What the task requires: Reproduce word for word the stretch of the passage on Web 2.0 economics from "It’s a mistake, too, to" through "lowering transaction costs.".

Source excerpt:
----
What’s being concentrated, in other words, is not content but the economic value of content. MySpace, Facebook, and many other businesses have realized that they can give away the tools of production but maintain ownership over the resulting products. One of the fundamental economic characteristics of Web 2.0 is the distribution of production into the hands of the many and the concentration of the economic rewards into the hands of the few. It’s a sharecropping system, but the sharecroppers are generally happy because their interest lies in self-expression or socializing, not in making money, and, besides, the economic value of each of their individual contributions is trivial. It’s only by aggregating those contributions on a massive scale – on a web scale – that the business becomes lucrative. To put it a different way, the sharecroppers operate happily in an attention economy while their overseers operate happily in a cash economy. In this view, the attention economy does not operate separately from the cash economy; it’s simply a means of creating cheap inputs for the cash economy.

As Mike at Techdirt observes, it’s a mistake to think of the attention economy and the cash economy as separate. Attention can be converted into cash – that’s what advertising does – and vice versa. Often it’s hard to distinguish attention-seekers from cash-seekers: is that guy eating bugs on Survivor doing it for attention or money?

It’s a mistake, too, to think that MySpace provides nothing of real value to its users. I think of MySpace as a low-end Web hosting service. Most sites, including this blog, pay a hosting company to manage servers, store content, serve out pages, and so on. If all you want is to put up a few pages, full-on hosting service is overkill. What you want instead is a simple system optimized for ease of use, and that’s basically what MySpace provides. Because it provides less than a real hosting service, MySpace can offer a more attractive price point – zero – which has the additional advantage of lowering transaction costs.

The most interesting assumption Carr makes is that MySpace is capturing most of the value created by its users’ contributions. Isn’t it possible that MySpace’s profit is small, compared to the value that its users get from using the site?
----
[Dataset excerpt]
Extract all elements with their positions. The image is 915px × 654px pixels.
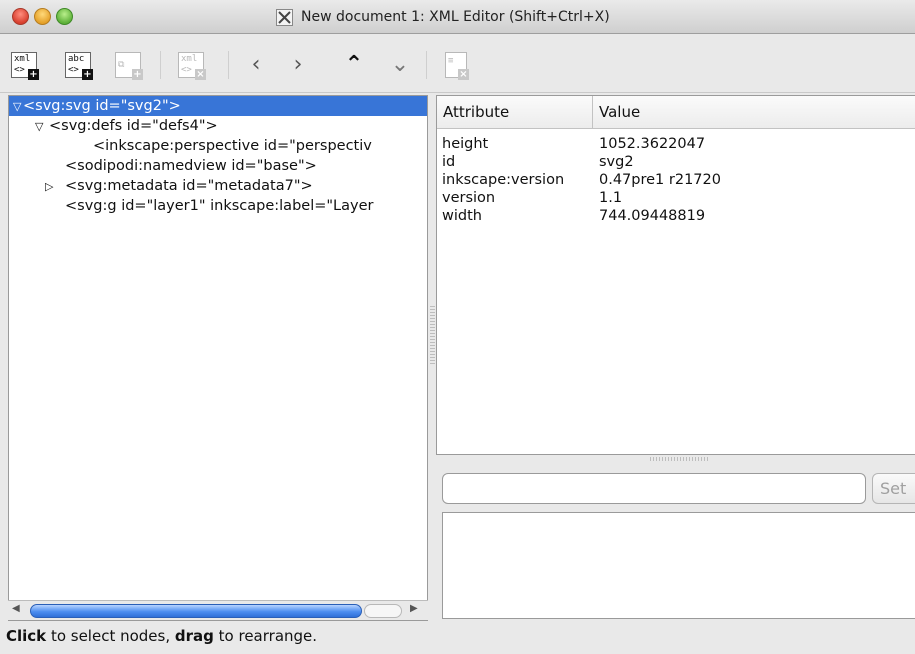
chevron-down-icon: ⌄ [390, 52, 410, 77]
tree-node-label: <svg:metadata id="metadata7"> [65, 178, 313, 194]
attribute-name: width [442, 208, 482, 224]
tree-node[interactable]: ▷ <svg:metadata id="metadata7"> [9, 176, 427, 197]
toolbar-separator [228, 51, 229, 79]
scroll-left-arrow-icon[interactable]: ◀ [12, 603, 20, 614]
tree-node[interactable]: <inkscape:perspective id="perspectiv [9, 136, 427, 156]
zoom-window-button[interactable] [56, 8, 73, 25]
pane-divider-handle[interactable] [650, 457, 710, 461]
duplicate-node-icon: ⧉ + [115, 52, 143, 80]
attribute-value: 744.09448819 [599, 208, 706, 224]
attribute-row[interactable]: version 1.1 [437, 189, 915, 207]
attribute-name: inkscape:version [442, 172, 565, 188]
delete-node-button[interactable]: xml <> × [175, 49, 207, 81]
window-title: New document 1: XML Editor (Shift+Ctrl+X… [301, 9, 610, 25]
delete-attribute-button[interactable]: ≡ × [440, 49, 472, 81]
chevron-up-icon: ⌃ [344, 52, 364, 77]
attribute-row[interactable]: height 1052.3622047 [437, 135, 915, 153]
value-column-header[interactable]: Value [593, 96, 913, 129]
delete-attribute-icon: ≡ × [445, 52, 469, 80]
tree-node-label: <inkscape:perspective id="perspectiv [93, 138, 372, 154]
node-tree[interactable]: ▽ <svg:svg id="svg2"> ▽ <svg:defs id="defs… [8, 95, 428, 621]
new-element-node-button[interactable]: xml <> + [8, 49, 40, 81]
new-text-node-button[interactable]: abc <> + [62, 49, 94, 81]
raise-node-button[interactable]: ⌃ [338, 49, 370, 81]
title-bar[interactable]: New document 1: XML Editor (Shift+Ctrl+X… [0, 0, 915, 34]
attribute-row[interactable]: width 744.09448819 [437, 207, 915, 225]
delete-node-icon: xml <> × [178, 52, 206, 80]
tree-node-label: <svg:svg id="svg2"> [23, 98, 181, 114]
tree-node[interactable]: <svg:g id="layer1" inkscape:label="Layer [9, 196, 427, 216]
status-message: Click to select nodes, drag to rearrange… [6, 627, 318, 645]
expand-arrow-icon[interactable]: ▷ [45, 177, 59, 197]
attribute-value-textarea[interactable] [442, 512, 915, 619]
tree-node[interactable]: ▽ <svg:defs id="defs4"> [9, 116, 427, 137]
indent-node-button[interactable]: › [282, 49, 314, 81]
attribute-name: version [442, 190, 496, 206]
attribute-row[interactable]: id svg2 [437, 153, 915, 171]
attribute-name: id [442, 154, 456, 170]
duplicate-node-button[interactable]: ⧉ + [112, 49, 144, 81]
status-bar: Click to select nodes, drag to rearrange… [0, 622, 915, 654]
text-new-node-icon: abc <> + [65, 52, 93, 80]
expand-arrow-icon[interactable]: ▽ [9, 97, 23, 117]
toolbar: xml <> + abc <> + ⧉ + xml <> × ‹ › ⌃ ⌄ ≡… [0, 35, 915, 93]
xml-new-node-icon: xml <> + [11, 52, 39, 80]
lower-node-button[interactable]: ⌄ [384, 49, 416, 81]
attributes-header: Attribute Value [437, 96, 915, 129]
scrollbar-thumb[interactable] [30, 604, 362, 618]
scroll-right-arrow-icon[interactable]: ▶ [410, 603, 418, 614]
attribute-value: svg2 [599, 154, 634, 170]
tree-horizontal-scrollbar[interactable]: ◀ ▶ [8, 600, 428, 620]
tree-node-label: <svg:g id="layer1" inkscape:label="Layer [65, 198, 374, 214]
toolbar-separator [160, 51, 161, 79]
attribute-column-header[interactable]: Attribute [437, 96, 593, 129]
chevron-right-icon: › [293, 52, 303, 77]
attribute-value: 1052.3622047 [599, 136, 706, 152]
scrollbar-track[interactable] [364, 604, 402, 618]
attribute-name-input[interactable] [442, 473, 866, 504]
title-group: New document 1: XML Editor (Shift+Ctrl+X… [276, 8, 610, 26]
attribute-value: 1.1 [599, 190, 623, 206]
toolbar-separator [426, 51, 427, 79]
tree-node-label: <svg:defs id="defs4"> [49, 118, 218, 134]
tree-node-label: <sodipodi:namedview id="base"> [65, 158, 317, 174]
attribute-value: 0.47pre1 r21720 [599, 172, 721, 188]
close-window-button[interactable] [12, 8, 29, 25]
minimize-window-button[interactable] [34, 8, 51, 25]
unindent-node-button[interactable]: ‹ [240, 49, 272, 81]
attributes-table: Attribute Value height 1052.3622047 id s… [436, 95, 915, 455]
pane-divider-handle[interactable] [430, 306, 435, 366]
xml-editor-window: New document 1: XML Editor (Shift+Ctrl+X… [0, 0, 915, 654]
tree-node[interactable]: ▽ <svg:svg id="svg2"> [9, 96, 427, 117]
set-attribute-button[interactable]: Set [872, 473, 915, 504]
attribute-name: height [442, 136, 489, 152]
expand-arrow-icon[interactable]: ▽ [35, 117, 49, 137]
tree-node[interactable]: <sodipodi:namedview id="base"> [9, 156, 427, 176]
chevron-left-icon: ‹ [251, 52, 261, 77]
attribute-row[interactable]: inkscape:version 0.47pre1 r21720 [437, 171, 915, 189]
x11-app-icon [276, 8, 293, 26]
----
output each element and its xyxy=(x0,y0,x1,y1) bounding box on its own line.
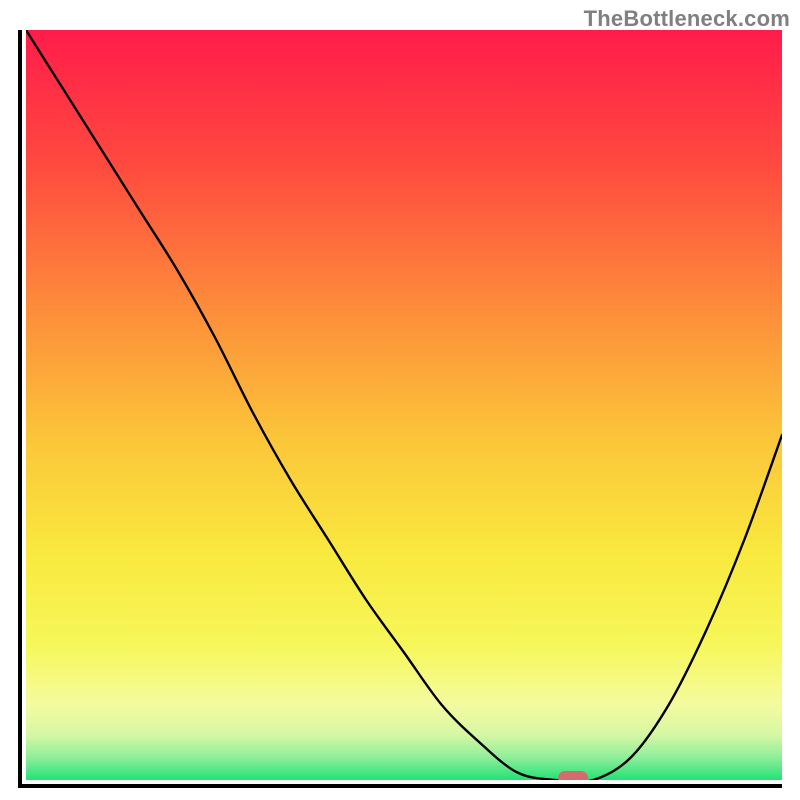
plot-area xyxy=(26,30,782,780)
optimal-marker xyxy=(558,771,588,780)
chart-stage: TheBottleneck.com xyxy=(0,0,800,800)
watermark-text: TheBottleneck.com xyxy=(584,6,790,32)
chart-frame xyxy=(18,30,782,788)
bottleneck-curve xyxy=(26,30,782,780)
----
Written response:
It’s a mistake, too, to think that MySpace provides nothing of real value to its users. I think of MySpace as a low-end Web hosting service. Most sites, including this blog, pay a hosting company to manage servers, store content, serve out pages, and so on. If all you want is to put up a few pages, full-on hosting service is overkill. What you want instead is a simple system optimized for ease of use, and that’s basically what MySpace provides. Because it provides less than a real hosting service, MySpace can offer a more attractive price point – zero – which has the additional advantage of lowering transaction costs.